↓↓↓

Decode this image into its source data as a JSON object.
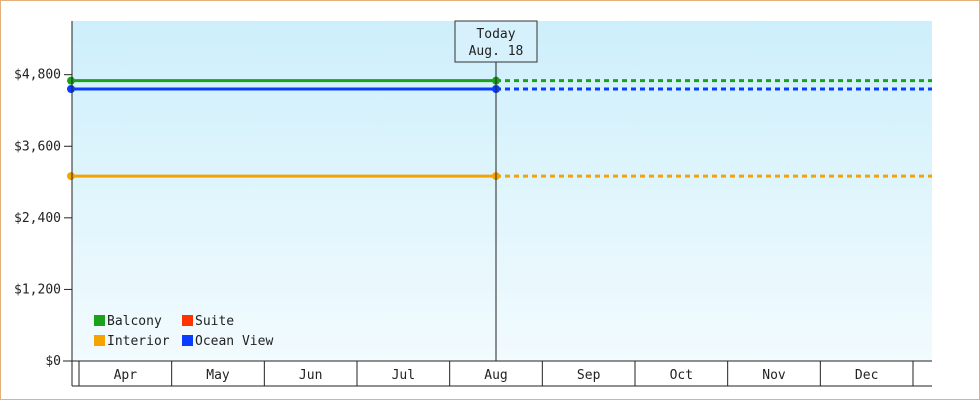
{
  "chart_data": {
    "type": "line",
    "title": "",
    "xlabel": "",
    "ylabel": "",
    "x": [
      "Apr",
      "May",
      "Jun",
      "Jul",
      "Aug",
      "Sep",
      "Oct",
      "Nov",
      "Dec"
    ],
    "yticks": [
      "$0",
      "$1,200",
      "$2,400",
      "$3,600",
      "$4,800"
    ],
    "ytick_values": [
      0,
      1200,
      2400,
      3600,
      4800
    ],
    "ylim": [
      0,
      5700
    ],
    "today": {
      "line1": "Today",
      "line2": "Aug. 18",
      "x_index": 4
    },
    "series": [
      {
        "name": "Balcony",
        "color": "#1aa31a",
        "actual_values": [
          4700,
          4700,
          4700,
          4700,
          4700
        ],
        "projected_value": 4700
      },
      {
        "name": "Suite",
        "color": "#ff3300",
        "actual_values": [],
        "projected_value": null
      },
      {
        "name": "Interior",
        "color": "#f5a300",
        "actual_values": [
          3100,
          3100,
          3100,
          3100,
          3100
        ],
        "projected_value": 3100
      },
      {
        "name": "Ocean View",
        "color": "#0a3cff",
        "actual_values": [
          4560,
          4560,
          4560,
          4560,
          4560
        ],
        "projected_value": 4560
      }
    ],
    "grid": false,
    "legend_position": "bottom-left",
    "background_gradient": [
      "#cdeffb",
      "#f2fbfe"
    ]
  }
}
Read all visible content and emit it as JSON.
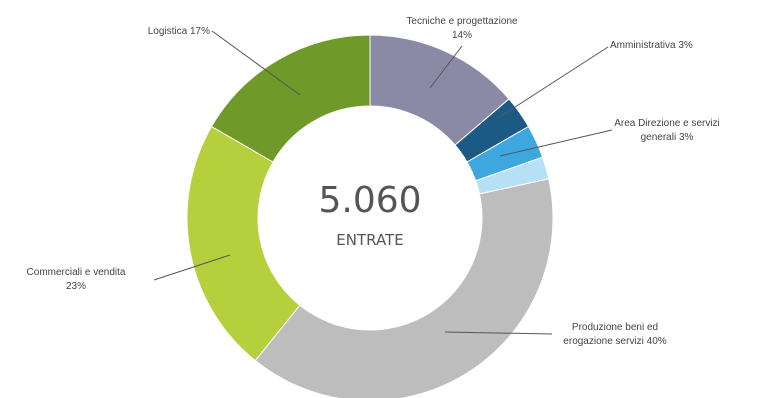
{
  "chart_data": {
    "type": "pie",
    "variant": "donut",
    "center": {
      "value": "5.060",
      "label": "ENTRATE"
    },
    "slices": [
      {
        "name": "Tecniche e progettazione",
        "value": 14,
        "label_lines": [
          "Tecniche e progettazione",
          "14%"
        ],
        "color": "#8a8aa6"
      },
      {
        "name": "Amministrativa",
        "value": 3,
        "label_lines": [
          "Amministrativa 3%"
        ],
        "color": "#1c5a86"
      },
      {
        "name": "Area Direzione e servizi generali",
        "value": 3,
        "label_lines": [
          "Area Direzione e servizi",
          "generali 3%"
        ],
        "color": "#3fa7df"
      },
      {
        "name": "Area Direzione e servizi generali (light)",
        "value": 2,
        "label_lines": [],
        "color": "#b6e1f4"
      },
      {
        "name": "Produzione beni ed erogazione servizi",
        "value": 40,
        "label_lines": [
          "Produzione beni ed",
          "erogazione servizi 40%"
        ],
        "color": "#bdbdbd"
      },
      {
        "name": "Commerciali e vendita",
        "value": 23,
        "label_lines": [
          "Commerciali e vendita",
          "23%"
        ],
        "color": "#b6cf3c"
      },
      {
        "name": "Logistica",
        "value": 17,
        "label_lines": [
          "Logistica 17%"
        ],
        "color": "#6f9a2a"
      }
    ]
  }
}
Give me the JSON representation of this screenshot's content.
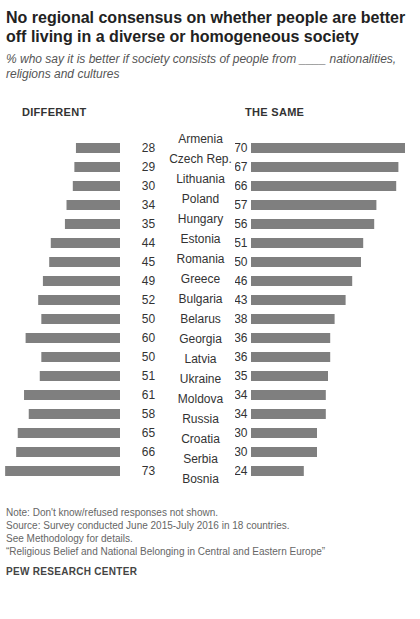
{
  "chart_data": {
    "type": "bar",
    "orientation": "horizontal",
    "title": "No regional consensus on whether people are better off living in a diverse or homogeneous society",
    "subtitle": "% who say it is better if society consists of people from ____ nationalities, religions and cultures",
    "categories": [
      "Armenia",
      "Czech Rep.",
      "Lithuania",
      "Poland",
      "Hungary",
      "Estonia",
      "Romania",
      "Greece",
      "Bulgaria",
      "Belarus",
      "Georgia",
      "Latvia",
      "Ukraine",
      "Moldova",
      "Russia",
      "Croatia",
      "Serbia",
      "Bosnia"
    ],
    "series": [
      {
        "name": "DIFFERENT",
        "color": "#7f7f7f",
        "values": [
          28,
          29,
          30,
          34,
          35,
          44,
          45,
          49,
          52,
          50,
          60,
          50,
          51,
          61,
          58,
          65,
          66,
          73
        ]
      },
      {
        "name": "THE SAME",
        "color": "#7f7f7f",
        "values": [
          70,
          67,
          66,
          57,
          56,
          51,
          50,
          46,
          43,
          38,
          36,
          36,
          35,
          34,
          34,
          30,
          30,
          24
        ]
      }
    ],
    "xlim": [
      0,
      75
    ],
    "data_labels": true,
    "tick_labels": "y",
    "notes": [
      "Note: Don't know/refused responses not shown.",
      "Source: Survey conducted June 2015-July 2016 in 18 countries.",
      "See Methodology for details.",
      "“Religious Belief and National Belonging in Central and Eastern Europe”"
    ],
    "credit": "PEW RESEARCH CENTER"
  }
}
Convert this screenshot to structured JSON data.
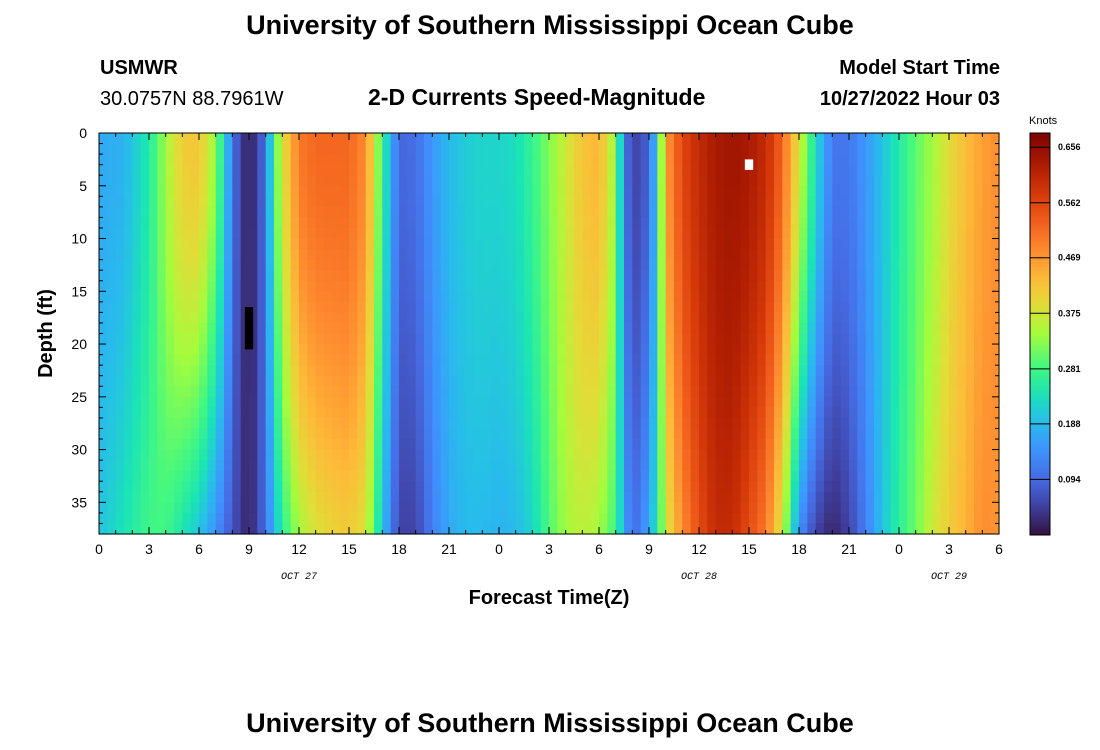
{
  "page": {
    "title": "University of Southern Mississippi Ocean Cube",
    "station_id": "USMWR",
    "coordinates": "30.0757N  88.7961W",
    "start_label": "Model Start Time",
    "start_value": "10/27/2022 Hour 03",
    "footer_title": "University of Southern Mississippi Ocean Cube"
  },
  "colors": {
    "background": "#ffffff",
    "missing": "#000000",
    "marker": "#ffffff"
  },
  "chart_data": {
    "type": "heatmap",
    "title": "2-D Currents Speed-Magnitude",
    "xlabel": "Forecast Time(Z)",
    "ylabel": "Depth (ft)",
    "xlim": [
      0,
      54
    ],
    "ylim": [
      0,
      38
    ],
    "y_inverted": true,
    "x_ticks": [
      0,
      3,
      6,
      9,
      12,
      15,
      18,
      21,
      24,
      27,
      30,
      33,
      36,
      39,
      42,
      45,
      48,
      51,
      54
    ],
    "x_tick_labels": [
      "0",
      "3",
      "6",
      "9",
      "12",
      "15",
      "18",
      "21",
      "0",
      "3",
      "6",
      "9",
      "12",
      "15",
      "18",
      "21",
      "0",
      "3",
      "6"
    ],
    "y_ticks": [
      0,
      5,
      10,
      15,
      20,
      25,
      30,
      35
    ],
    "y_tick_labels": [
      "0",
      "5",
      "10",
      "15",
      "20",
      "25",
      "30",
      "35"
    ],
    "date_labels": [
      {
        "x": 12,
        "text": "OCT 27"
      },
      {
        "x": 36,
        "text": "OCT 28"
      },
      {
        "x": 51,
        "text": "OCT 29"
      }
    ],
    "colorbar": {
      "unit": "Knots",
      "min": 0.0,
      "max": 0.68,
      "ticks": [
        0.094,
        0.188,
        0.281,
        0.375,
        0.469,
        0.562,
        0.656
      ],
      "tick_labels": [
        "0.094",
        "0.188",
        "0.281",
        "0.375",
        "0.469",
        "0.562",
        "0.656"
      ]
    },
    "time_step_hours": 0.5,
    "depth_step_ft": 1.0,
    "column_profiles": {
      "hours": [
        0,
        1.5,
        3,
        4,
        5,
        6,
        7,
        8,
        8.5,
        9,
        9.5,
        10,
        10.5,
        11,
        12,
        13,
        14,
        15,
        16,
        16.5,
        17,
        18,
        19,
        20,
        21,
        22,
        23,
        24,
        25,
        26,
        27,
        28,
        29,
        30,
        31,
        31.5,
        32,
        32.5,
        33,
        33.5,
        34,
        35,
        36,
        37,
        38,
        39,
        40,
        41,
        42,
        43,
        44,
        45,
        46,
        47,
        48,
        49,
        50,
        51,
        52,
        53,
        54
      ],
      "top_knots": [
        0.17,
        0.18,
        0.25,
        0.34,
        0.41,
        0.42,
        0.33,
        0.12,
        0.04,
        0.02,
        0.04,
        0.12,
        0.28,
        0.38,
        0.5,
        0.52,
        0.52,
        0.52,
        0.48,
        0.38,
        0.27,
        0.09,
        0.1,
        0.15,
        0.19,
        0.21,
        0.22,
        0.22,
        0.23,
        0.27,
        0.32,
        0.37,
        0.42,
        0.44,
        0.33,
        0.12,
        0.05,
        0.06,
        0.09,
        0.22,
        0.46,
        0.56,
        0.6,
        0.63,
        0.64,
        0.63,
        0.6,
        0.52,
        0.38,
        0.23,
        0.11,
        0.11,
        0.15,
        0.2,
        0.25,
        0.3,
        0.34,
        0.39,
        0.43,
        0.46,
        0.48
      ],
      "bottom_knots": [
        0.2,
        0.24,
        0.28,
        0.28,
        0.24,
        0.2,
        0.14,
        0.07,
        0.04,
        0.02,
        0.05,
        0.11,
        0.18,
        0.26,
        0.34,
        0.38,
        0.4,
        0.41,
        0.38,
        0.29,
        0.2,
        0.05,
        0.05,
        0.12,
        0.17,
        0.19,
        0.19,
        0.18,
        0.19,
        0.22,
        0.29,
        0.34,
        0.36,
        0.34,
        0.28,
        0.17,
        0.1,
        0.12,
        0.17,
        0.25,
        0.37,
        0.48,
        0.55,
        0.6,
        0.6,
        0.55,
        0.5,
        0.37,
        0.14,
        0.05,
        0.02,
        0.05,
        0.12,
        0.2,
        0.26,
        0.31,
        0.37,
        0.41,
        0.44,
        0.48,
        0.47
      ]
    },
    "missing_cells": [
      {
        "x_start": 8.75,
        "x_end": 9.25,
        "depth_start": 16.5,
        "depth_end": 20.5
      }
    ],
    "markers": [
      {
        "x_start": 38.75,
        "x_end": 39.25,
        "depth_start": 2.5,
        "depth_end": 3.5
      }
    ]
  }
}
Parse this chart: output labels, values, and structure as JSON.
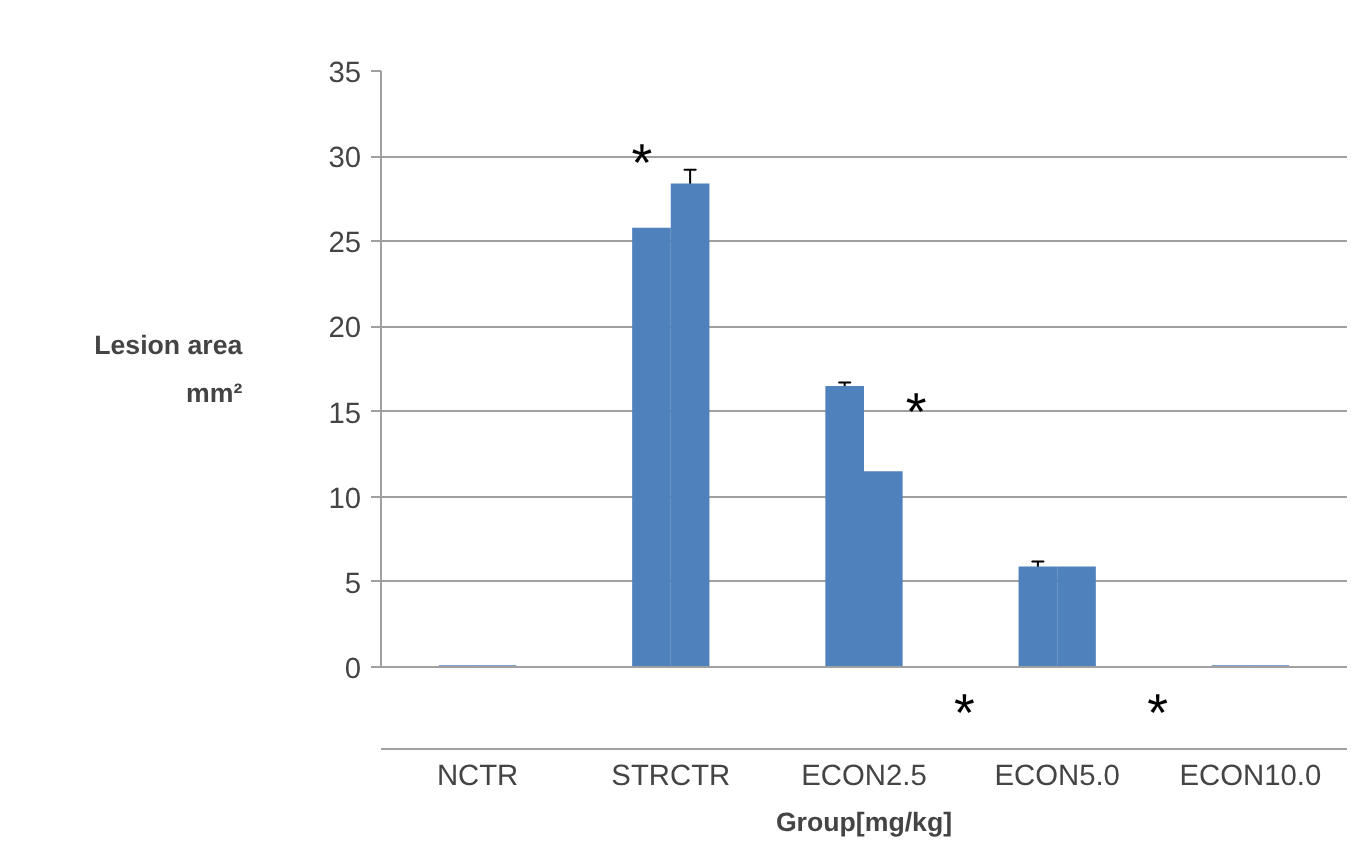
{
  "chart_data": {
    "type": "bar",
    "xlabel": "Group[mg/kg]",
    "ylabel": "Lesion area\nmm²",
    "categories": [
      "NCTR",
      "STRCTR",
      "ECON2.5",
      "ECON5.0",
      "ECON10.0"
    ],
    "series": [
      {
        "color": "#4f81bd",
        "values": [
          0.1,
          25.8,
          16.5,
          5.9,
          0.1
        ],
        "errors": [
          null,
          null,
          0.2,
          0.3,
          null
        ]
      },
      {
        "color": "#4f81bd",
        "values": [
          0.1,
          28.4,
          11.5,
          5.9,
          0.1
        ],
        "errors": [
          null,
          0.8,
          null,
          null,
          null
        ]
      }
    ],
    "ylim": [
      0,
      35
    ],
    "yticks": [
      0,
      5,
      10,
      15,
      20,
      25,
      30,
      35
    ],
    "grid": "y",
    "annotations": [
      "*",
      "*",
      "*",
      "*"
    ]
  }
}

↑↑↑

- [WHAT YOU WILL DO]
What is the number of lines in these records that contain "erogazione"? Reply with the number only.

- [FINISHED TASK]
2